# [Brief]
Present the following entries again, word for word and in full.

____ Records shown

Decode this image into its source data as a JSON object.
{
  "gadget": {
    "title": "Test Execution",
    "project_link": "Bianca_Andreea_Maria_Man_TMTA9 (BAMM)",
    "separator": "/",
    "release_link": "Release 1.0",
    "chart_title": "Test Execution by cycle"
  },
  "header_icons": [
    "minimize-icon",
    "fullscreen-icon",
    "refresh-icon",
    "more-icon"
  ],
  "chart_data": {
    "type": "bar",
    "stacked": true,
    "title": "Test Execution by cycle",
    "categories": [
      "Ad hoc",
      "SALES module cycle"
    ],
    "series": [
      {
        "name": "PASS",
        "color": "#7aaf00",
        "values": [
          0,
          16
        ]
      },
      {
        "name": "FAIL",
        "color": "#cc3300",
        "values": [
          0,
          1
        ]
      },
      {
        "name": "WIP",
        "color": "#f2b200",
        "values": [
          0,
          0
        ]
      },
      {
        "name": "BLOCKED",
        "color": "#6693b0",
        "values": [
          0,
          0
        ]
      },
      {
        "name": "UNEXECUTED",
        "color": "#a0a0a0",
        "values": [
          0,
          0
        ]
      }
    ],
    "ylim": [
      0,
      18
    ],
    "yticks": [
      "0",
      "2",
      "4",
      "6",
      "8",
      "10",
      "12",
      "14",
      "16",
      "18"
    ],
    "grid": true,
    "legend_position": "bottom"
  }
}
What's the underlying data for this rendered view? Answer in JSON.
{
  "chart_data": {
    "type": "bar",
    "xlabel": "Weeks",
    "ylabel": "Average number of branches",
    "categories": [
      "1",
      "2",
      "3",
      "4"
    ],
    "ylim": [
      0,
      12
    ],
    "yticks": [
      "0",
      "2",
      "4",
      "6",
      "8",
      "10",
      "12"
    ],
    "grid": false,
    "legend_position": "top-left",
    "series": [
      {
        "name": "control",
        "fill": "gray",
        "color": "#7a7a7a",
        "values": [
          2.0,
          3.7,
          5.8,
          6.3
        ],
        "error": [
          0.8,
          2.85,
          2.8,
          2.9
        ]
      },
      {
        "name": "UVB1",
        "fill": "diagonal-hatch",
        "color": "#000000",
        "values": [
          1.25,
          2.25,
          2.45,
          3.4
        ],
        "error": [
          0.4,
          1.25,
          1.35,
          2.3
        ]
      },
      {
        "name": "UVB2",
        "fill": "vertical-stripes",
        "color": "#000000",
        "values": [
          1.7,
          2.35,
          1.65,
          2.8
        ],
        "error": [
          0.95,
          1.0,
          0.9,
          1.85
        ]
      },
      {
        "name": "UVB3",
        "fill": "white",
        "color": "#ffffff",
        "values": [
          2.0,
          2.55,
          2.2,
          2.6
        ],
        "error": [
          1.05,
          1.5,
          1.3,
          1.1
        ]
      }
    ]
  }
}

________

# [Solution to this problem]
Decode this image into its source data as a JSON object.
{
  "gadget": {
    "title": "Test Execution",
    "project_link": "Bianca_Andreea_Maria_Man_TMTA9 (BAMM)",
    "separator": "/",
    "release_link": "Release 1.0",
    "chart_title": "Test Execution by cycle"
  },
  "header_icons": [
    "minimize-icon",
    "fullscreen-icon",
    "refresh-icon",
    "more-icon"
  ],
  "chart_data": {
    "type": "bar",
    "stacked": true,
    "title": "Test Execution by cycle",
    "categories": [
      "Ad hoc",
      "SALES module cycle"
    ],
    "series": [
      {
        "name": "PASS",
        "color": "#7aaf00",
        "values": [
          0,
          16
        ]
      },
      {
        "name": "FAIL",
        "color": "#cc3300",
        "values": [
          0,
          1
        ]
      },
      {
        "name": "WIP",
        "color": "#f2b200",
        "values": [
          0,
          0
        ]
      },
      {
        "name": "BLOCKED",
        "color": "#6693b0",
        "values": [
          0,
          0
        ]
      },
      {
        "name": "UNEXECUTED",
        "color": "#a0a0a0",
        "values": [
          0,
          0
        ]
      }
    ],
    "ylim": [
      0,
      18
    ],
    "yticks": [
      "0",
      "2",
      "4",
      "6",
      "8",
      "10",
      "12",
      "14",
      "16",
      "18"
    ],
    "grid": true,
    "legend_position": "bottom"
  }
}
What's the underlying data for this rendered view? Answer in JSON.
{
  "chart_data": {
    "type": "bar",
    "xlabel": "Weeks",
    "ylabel": "Average number of branches",
    "categories": [
      "1",
      "2",
      "3",
      "4"
    ],
    "ylim": [
      0,
      12
    ],
    "yticks": [
      "0",
      "2",
      "4",
      "6",
      "8",
      "10",
      "12"
    ],
    "grid": false,
    "legend_position": "top-left",
    "series": [
      {
        "name": "control",
        "fill": "gray",
        "color": "#7a7a7a",
        "values": [
          2.0,
          3.7,
          5.8,
          6.3
        ],
        "error": [
          0.8,
          2.85,
          2.8,
          2.9
        ]
      },
      {
        "name": "UVB1",
        "fill": "diagonal-hatch",
        "color": "#000000",
        "values": [
          1.25,
          2.25,
          2.45,
          3.4
        ],
        "error": [
          0.4,
          1.25,
          1.35,
          2.3
        ]
      },
      {
        "name": "UVB2",
        "fill": "vertical-stripes",
        "color": "#000000",
        "values": [
          1.7,
          2.35,
          1.65,
          2.8
        ],
        "error": [
          0.95,
          1.0,
          0.9,
          1.85
        ]
      },
      {
        "name": "UVB3",
        "fill": "white",
        "color": "#ffffff",
        "values": [
          2.0,
          2.55,
          2.2,
          2.6
        ],
        "error": [
          1.05,
          1.5,
          1.3,
          1.1
        ]
      }
    ]
  }
}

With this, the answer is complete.